OBJECTIVE: Beginning at the line that contains "Serialize everything readable", reproduce every line to the end of the material without changing any of them.

(Entries taken from a collection)
===

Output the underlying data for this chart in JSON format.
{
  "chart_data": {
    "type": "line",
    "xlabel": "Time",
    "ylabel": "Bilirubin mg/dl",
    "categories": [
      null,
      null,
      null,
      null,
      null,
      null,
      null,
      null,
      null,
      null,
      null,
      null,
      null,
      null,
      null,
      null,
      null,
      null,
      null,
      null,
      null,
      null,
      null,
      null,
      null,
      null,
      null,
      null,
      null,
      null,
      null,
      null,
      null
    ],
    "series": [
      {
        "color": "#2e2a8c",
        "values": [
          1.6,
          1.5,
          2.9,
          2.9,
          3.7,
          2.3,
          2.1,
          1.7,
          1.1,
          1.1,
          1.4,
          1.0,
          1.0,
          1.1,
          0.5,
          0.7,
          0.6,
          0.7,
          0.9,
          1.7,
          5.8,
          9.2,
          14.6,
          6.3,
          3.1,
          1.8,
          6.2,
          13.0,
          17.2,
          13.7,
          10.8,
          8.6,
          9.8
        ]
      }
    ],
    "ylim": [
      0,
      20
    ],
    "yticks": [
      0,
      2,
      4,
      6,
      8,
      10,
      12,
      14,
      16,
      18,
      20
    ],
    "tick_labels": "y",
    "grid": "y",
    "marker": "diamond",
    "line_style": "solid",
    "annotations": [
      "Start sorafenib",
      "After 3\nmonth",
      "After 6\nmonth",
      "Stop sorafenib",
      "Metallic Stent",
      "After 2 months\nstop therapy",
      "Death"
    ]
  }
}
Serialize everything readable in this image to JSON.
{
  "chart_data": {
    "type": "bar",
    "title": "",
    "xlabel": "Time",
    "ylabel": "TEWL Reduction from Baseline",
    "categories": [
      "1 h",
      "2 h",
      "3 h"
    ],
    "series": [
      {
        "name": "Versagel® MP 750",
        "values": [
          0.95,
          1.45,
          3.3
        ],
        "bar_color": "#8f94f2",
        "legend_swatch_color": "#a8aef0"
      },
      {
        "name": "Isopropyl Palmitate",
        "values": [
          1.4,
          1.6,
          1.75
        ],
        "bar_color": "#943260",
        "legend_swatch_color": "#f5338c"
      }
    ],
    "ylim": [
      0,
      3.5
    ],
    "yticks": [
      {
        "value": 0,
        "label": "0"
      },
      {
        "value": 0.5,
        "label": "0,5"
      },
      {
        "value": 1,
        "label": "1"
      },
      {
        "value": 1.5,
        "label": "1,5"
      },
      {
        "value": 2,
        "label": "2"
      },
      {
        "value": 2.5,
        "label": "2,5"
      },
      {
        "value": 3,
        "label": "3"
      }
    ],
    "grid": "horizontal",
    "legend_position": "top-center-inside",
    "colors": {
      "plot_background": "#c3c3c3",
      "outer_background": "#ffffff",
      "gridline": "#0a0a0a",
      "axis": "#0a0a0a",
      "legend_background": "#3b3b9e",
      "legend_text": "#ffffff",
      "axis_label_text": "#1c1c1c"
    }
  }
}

===

ANSWER BELOW:
Serialize everything readable in this image to JSON.
{
  "chart_data": {
    "type": "bar",
    "title": "",
    "xlabel": "Time",
    "ylabel": "TEWL Reduction from Baseline",
    "categories": [
      "1 h",
      "2 h",
      "3 h"
    ],
    "series": [
      {
        "name": "Versagel® MP 750",
        "values": [
          0.95,
          1.45,
          3.3
        ],
        "bar_color": "#8f94f2",
        "legend_swatch_color": "#a8aef0"
      },
      {
        "name": "Isopropyl Palmitate",
        "values": [
          1.4,
          1.6,
          1.75
        ],
        "bar_color": "#943260",
        "legend_swatch_color": "#f5338c"
      }
    ],
    "ylim": [
      0,
      3.5
    ],
    "yticks": [
      {
        "value": 0,
        "label": "0"
      },
      {
        "value": 0.5,
        "label": "0,5"
      },
      {
        "value": 1,
        "label": "1"
      },
      {
        "value": 1.5,
        "label": "1,5"
      },
      {
        "value": 2,
        "label": "2"
      },
      {
        "value": 2.5,
        "label": "2,5"
      },
      {
        "value": 3,
        "label": "3"
      }
    ],
    "grid": "horizontal",
    "legend_position": "top-center-inside",
    "colors": {
      "plot_background": "#c3c3c3",
      "outer_background": "#ffffff",
      "gridline": "#0a0a0a",
      "axis": "#0a0a0a",
      "legend_background": "#3b3b9e",
      "legend_text": "#ffffff",
      "axis_label_text": "#1c1c1c"
    }
  }
}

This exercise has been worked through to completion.